**Figure record listings**.
════════════════

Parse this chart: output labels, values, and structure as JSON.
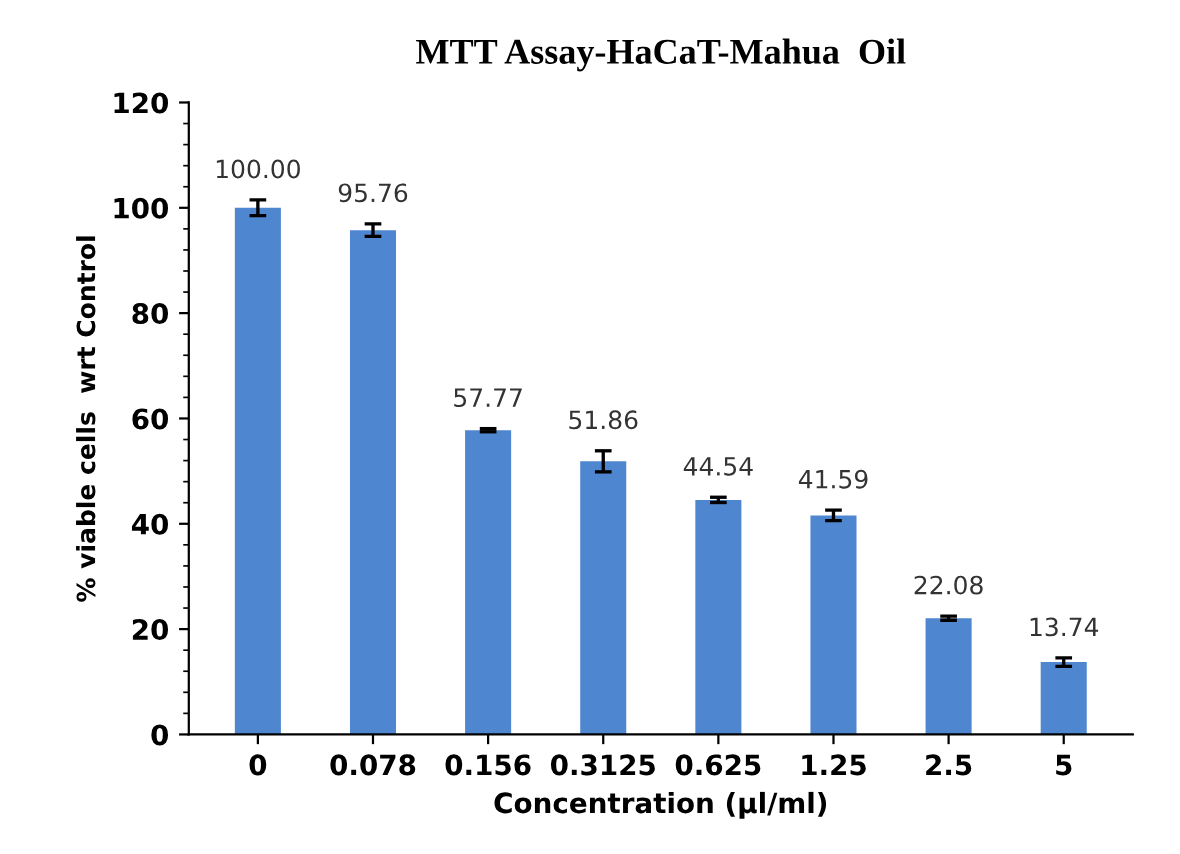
{
  "chart_data": {
    "type": "bar",
    "title": "MTT Assay-HaCaT-Mahua  Oil",
    "xlabel": "Concentration (µl/ml)",
    "ylabel": "% viable cells  wrt Control",
    "categories": [
      "0",
      "0.078",
      "0.156",
      "0.3125",
      "0.625",
      "1.25",
      "2.5",
      "5"
    ],
    "values": [
      100.0,
      95.76,
      57.77,
      51.86,
      44.54,
      41.59,
      22.08,
      13.74
    ],
    "value_labels": [
      "100.00",
      "95.76",
      "57.77",
      "51.86",
      "44.54",
      "41.59",
      "22.08",
      "13.74"
    ],
    "errors": [
      1.5,
      1.2,
      0.3,
      2,
      0.5,
      1,
      0.4,
      0.8
    ],
    "color": "#4f86d0",
    "ylim": [
      0,
      120
    ],
    "yticks": [
      0,
      20,
      40,
      60,
      80,
      100,
      120
    ],
    "grid": false,
    "legend": false
  }
}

════════════════

**Problem to work on**. Repeat the records verbatim, excluding pictures.

**Response to the exercise**.
Parse this chart: output labels, values, and structure as JSON.
{
  "chart_data": {
    "type": "bar",
    "title": "MTT Assay-HaCaT-Mahua  Oil",
    "xlabel": "Concentration (µl/ml)",
    "ylabel": "% viable cells  wrt Control",
    "categories": [
      "0",
      "0.078",
      "0.156",
      "0.3125",
      "0.625",
      "1.25",
      "2.5",
      "5"
    ],
    "values": [
      100.0,
      95.76,
      57.77,
      51.86,
      44.54,
      41.59,
      22.08,
      13.74
    ],
    "value_labels": [
      "100.00",
      "95.76",
      "57.77",
      "51.86",
      "44.54",
      "41.59",
      "22.08",
      "13.74"
    ],
    "errors": [
      1.5,
      1.2,
      0.3,
      2,
      0.5,
      1,
      0.4,
      0.8
    ],
    "color": "#4f86d0",
    "ylim": [
      0,
      120
    ],
    "yticks": [
      0,
      20,
      40,
      60,
      80,
      100,
      120
    ],
    "grid": false,
    "legend": false
  }
}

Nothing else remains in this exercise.